-- Begin Data in this exercise --

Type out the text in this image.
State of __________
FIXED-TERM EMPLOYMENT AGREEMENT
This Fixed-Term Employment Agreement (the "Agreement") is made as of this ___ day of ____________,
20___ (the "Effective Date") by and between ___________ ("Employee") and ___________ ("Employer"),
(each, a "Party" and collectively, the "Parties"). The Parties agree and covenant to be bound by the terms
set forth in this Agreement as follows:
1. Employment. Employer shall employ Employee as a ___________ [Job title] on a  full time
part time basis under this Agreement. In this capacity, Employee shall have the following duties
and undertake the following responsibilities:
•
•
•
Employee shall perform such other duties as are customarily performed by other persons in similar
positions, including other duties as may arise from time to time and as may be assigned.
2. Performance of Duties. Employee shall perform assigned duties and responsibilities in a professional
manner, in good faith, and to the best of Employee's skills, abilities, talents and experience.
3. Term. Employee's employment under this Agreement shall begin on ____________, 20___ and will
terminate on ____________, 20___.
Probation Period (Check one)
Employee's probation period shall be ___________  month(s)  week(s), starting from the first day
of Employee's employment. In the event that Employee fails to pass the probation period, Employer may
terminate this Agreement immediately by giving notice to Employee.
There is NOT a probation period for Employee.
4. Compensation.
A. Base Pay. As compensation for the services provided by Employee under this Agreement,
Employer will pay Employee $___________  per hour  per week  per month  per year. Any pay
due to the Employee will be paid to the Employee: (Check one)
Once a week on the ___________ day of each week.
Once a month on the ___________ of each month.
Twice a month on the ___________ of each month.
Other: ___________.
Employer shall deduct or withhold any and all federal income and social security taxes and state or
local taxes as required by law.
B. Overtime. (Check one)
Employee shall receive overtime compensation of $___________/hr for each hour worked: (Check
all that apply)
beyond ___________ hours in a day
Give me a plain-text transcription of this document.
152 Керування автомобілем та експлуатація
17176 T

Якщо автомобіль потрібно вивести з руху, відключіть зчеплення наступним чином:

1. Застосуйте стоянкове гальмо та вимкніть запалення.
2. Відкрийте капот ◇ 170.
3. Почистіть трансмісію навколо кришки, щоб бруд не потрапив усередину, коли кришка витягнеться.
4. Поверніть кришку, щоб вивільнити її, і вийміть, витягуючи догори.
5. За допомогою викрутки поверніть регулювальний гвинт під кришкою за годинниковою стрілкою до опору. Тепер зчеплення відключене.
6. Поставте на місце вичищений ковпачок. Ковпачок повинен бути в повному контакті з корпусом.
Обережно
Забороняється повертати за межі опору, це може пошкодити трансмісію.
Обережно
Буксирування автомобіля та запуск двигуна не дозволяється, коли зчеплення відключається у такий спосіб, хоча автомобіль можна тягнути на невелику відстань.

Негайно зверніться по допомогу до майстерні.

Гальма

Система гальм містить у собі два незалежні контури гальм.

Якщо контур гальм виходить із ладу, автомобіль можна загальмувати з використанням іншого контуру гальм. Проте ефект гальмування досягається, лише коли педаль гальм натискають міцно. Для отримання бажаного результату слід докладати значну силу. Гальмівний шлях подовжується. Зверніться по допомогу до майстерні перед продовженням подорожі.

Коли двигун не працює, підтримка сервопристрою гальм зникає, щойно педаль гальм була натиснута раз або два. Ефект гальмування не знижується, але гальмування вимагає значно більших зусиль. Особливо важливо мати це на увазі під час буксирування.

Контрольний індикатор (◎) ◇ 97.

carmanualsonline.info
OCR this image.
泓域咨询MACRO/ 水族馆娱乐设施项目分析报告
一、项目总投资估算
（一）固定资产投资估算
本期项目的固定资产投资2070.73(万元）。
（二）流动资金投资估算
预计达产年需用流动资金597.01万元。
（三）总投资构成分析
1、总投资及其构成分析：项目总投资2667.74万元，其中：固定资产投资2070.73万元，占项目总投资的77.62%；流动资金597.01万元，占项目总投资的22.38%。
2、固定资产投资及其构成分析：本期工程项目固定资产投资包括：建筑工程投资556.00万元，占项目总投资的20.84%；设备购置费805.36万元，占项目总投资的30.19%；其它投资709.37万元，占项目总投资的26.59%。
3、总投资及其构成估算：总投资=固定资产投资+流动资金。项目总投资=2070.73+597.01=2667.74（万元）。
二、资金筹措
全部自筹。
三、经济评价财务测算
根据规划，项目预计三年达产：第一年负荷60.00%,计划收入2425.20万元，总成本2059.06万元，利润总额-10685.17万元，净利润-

-- End Data in this exercise --

→ Short task: In the records above, collect each line with "опору".

→ Answer:
5. За допомогою викрутки поверніть регулювальний гвинт під кришкою за годинниковою стрілкою до опору. Тепер зчеплення відключене.
Забороняється повертати за межі опору, це може пошкодити трансмісію.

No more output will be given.